## Short exercise:
Identify the lines bearing the string "text" and gather them.
————————
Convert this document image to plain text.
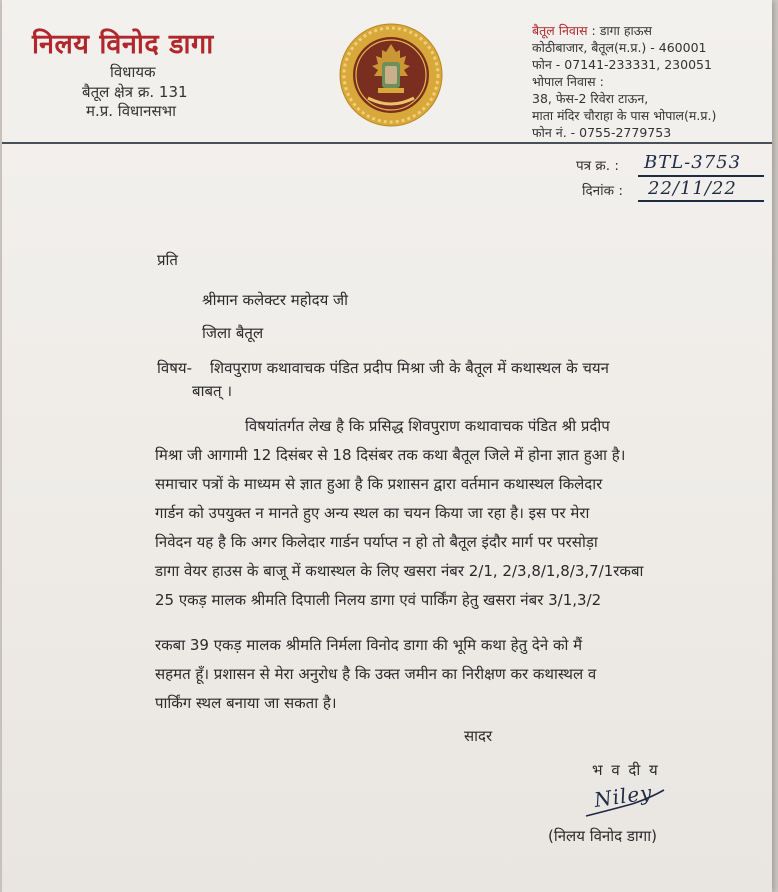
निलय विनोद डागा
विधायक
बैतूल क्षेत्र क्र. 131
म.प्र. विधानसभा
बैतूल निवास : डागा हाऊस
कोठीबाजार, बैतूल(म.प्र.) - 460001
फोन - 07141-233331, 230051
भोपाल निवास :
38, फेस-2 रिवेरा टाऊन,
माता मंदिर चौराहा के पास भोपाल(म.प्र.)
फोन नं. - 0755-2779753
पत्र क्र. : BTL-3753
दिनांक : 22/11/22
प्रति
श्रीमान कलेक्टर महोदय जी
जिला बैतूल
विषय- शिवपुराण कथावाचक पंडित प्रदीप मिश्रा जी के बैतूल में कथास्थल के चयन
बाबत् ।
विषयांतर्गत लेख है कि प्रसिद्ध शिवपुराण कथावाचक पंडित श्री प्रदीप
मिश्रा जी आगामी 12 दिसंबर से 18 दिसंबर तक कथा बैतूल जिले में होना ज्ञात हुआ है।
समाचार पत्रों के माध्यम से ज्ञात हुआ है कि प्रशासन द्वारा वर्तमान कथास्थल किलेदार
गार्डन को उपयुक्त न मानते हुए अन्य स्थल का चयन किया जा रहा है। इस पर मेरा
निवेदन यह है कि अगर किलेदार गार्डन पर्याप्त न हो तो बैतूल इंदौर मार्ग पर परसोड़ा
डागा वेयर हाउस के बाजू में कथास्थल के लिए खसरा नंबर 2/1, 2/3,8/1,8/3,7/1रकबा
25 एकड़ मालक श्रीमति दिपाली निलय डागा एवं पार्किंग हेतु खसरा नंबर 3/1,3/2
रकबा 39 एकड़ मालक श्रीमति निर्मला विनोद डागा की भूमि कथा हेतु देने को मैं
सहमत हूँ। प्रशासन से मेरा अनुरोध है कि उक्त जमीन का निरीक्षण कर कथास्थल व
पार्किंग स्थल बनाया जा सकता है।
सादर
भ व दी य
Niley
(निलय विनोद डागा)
————————
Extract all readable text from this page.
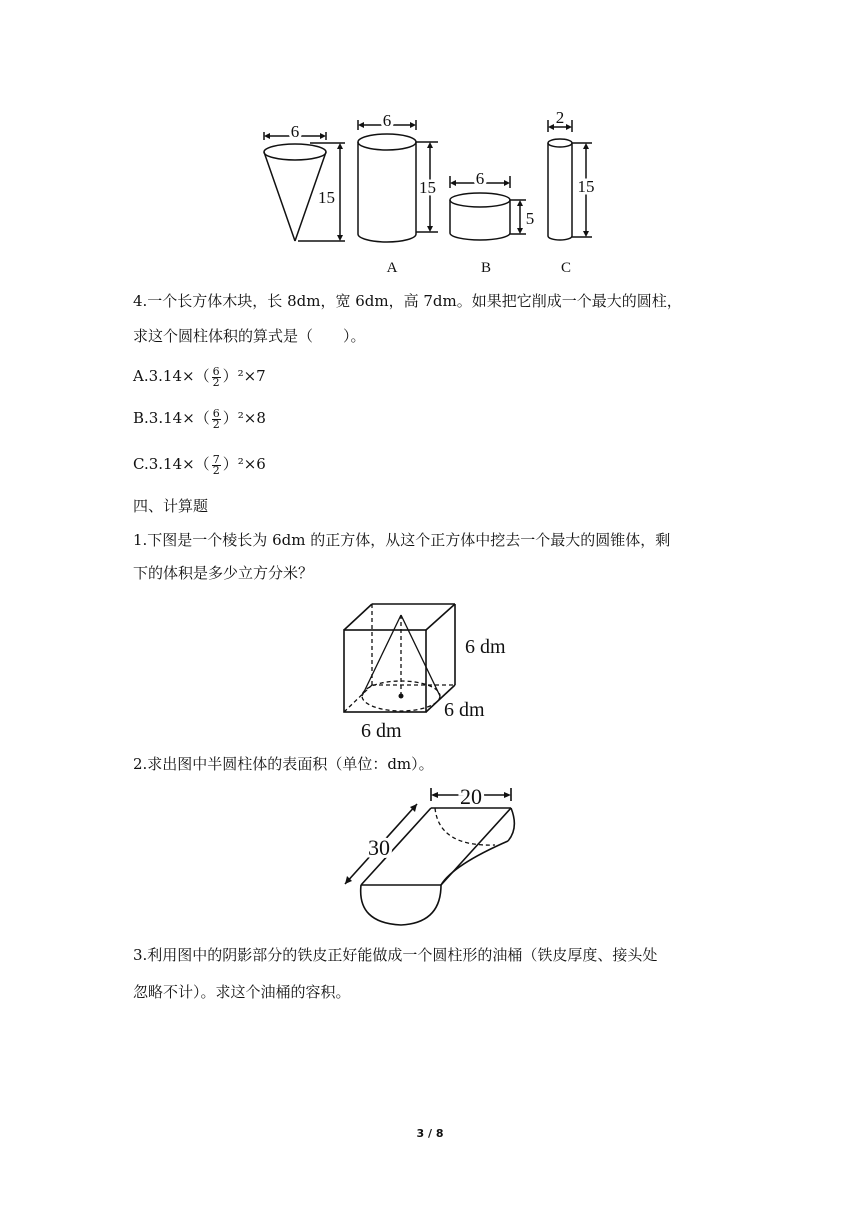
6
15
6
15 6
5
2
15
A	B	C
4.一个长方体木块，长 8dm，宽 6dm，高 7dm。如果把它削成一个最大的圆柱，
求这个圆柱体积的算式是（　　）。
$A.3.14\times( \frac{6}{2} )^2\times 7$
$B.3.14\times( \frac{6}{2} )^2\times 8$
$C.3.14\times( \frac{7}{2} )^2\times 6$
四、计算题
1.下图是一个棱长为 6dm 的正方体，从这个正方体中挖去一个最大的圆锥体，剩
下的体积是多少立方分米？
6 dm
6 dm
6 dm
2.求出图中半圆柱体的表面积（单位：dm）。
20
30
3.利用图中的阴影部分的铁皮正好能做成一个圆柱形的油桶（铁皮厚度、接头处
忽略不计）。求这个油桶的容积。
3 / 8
————————
## Correct response:
Convert this document image to plain text.
Extract all readable text from this page.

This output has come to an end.